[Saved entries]
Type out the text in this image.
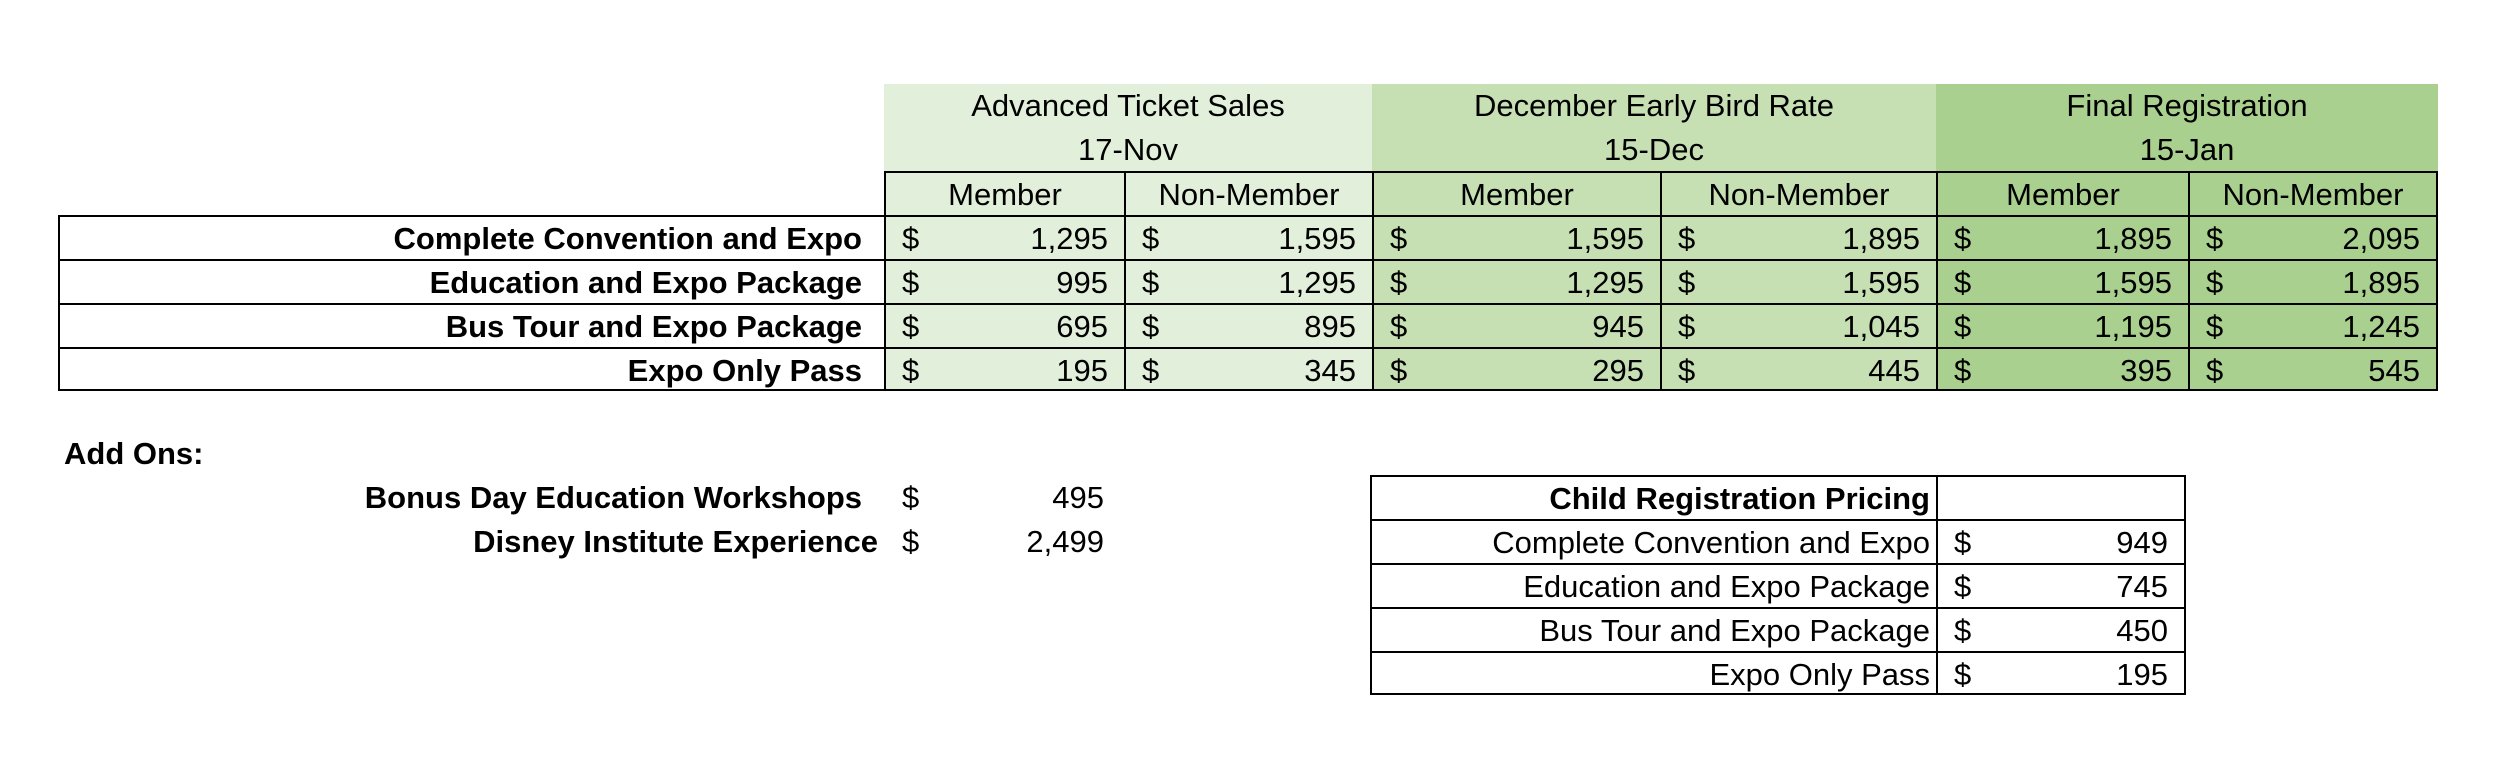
Advanced Ticket Sales
17-Nov
December Early Bird Rate
15-Dec
Final Registration
15-Jan
Member	Non-Member	Member	Non-Member	Member	Non-Member
Complete Convention and Expo	$	1,295 $	1,595 $	1,595 $	1,895 $	1,895 $	2,095
Education and Expo Package	$	995 $	1,295 $	1,295 $	1,595 $	1,595 $	1,895
Bus Tour and Expo Package	$	695 $	895 $	945 $	1,045 $	1,195 $	1,245
Expo Only Pass	$	195 $	345 $	295 $	445 $	395 $	545
Add Ons:
Bonus Day Education Workshops $	495
Disney Institute Experience $	2,499
Child Registration Pricing
Complete Convention and Expo $	949
Education and Expo Package $	745
Bus Tour and Expo Package $	450
Expo Only Pass $	195
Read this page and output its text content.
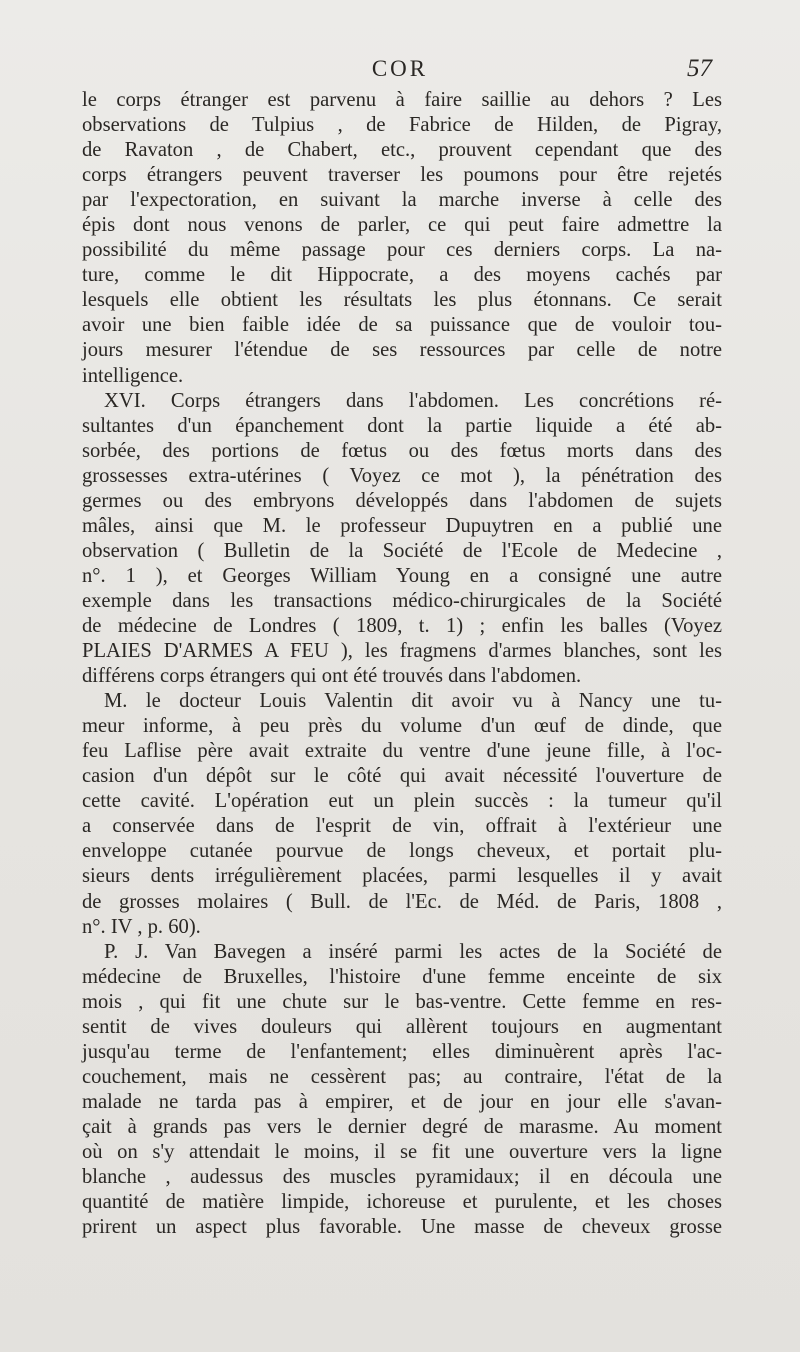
COR	57
le corps étranger est parvenu à faire saillie au dehors ? Les
observations de Tulpius , de Fabrice de Hilden, de Pigray,
de Ravaton , de Chabert, etc., prouvent cependant que des
corps étrangers peuvent traverser les poumons pour être rejetés
par l'expectoration, en suivant la marche inverse à celle des
épis dont nous venons de parler, ce qui peut faire admettre la
possibilité du même passage pour ces derniers corps. La na-
ture, comme le dit Hippocrate, a des moyens cachés par
lesquels elle obtient les résultats les plus étonnans. Ce serait
avoir une bien faible idée de sa puissance que de vouloir tou-
jours mesurer l'étendue de ses ressources par celle de notre
intelligence.
XVI. Corps étrangers dans l'abdomen. Les concrétions ré-
sultantes d'un épanchement dont la partie liquide a été ab-
sorbée, des portions de fœtus ou des fœtus morts dans des
grossesses extra-utérines ( Voyez ce mot ), la pénétration des
germes ou des embryons développés dans l'abdomen de sujets
mâles, ainsi que M. le professeur Dupuytren en a publié une
observation ( Bulletin de la Société de l'Ecole de Medecine ,
n°. 1 ), et Georges William Young en a consigné une autre
exemple dans les transactions médico-chirurgicales de la Société
de médecine de Londres ( 1809, t. 1) ; enfin les balles (Voyez
PLAIES D'ARMES A FEU ), les fragmens d'armes blanches, sont les
différens corps étrangers qui ont été trouvés dans l'abdomen.
M. le docteur Louis Valentin dit avoir vu à Nancy une tu-
meur informe, à peu près du volume d'un œuf de dinde, que
feu Laflise père avait extraite du ventre d'une jeune fille, à l'oc-
casion d'un dépôt sur le côté qui avait nécessité l'ouverture de
cette cavité. L'opération eut un plein succès : la tumeur qu'il
a conservée dans de l'esprit de vin, offrait à l'extérieur une
enveloppe cutanée pourvue de longs cheveux, et portait plu-
sieurs dents irrégulièrement placées, parmi lesquelles il y avait
de grosses molaires ( Bull. de l'Ec. de Méd. de Paris, 1808 ,
n°. IV , p. 60).
P. J. Van Bavegen a inséré parmi les actes de la Société de
médecine de Bruxelles, l'histoire d'une femme enceinte de six
mois , qui fit une chute sur le bas-ventre. Cette femme en res-
sentit de vives douleurs qui allèrent toujours en augmentant
jusqu'au terme de l'enfantement; elles diminuèrent après l'ac-
couchement, mais ne cessèrent pas; au contraire, l'état de la
malade ne tarda pas à empirer, et de jour en jour elle s'avan-
çait à grands pas vers le dernier degré de marasme. Au moment
où on s'y attendait le moins, il se fit une ouverture vers la ligne
blanche , audessus des muscles pyramidaux; il en découla une
quantité de matière limpide, ichoreuse et purulente, et les choses
prirent un aspect plus favorable. Une masse de cheveux grosse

*Problem statement:* In your copy, leave out the pictures and reproduce the material above exactly.

*Solution below:*
Type out the text in this image.
Advanced Ticket Sales
17-Nov
December Early Bird Rate
15-Dec
Final Registration
15-Jan
Member	Non-Member	Member	Non-Member	Member	Non-Member
Complete Convention and Expo	$	1,295 $	1,595 $	1,595 $	1,895 $	1,895 $	2,095
Education and Expo Package	$	995 $	1,295 $	1,295 $	1,595 $	1,595 $	1,895
Bus Tour and Expo Package	$	695 $	895 $	945 $	1,045 $	1,195 $	1,245
Expo Only Pass	$	195 $	345 $	295 $	445 $	395 $	545
Add Ons:
Bonus Day Education Workshops $	495
Disney Institute Experience $	2,499
Child Registration Pricing
Complete Convention and Expo $	949
Education and Expo Package $	745
Bus Tour and Expo Package $	450
Expo Only Pass $	195
Read this page and output its text content.
COR	57
le corps étranger est parvenu à faire saillie au dehors ? Les
observations de Tulpius , de Fabrice de Hilden, de Pigray,
de Ravaton , de Chabert, etc., prouvent cependant que des
corps étrangers peuvent traverser les poumons pour être rejetés
par l'expectoration, en suivant la marche inverse à celle des
épis dont nous venons de parler, ce qui peut faire admettre la
possibilité du même passage pour ces derniers corps. La na-
ture, comme le dit Hippocrate, a des moyens cachés par
lesquels elle obtient les résultats les plus étonnans. Ce serait
avoir une bien faible idée de sa puissance que de vouloir tou-
jours mesurer l'étendue de ses ressources par celle de notre
intelligence.
XVI. Corps étrangers dans l'abdomen. Les concrétions ré-
sultantes d'un épanchement dont la partie liquide a été ab-
sorbée, des portions de fœtus ou des fœtus morts dans des
grossesses extra-utérines ( Voyez ce mot ), la pénétration des
germes ou des embryons développés dans l'abdomen de sujets
mâles, ainsi que M. le professeur Dupuytren en a publié une
observation ( Bulletin de la Société de l'Ecole de Medecine ,
n°. 1 ), et Georges William Young en a consigné une autre
exemple dans les transactions médico-chirurgicales de la Société
de médecine de Londres ( 1809, t. 1) ; enfin les balles (Voyez
PLAIES D'ARMES A FEU ), les fragmens d'armes blanches, sont les
différens corps étrangers qui ont été trouvés dans l'abdomen.
M. le docteur Louis Valentin dit avoir vu à Nancy une tu-
meur informe, à peu près du volume d'un œuf de dinde, que
feu Laflise père avait extraite du ventre d'une jeune fille, à l'oc-
casion d'un dépôt sur le côté qui avait nécessité l'ouverture de
cette cavité. L'opération eut un plein succès : la tumeur qu'il
a conservée dans de l'esprit de vin, offrait à l'extérieur une
enveloppe cutanée pourvue de longs cheveux, et portait plu-
sieurs dents irrégulièrement placées, parmi lesquelles il y avait
de grosses molaires ( Bull. de l'Ec. de Méd. de Paris, 1808 ,
n°. IV , p. 60).
P. J. Van Bavegen a inséré parmi les actes de la Société de
médecine de Bruxelles, l'histoire d'une femme enceinte de six
mois , qui fit une chute sur le bas-ventre. Cette femme en res-
sentit de vives douleurs qui allèrent toujours en augmentant
jusqu'au terme de l'enfantement; elles diminuèrent après l'ac-
couchement, mais ne cessèrent pas; au contraire, l'état de la
malade ne tarda pas à empirer, et de jour en jour elle s'avan-
çait à grands pas vers le dernier degré de marasme. Au moment
où on s'y attendait le moins, il se fit une ouverture vers la ligne
blanche , audessus des muscles pyramidaux; il en découla une
quantité de matière limpide, ichoreuse et purulente, et les choses
prirent un aspect plus favorable. Une masse de cheveux grosse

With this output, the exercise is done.